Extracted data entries
--
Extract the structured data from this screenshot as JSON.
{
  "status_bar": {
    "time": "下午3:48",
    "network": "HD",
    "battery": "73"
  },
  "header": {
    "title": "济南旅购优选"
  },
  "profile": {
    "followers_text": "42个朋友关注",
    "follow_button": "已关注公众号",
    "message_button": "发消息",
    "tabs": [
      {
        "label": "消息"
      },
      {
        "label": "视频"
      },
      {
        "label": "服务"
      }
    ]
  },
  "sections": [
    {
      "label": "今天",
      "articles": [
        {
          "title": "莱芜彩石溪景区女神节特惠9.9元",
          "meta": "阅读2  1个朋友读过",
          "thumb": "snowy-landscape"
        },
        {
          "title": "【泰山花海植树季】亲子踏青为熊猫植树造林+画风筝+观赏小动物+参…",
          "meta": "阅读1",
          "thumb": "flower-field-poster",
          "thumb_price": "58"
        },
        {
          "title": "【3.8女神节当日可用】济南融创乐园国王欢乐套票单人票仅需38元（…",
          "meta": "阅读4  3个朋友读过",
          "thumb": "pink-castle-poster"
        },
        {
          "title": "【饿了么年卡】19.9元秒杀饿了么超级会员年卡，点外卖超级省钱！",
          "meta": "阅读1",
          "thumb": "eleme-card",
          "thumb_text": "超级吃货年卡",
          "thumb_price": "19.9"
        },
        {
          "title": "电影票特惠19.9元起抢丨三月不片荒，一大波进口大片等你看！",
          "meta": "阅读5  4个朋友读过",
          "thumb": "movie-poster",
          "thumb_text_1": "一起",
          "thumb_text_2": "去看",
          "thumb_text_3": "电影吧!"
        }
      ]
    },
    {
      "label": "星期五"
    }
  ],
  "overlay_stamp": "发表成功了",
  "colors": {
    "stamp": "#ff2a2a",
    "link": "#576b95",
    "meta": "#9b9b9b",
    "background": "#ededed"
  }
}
--
**TASK INSTRUCTIONS:** Count every line in the entries above where the word "meta" appears; respond with the number alone.

**WRITTEN SOLUTION:** 6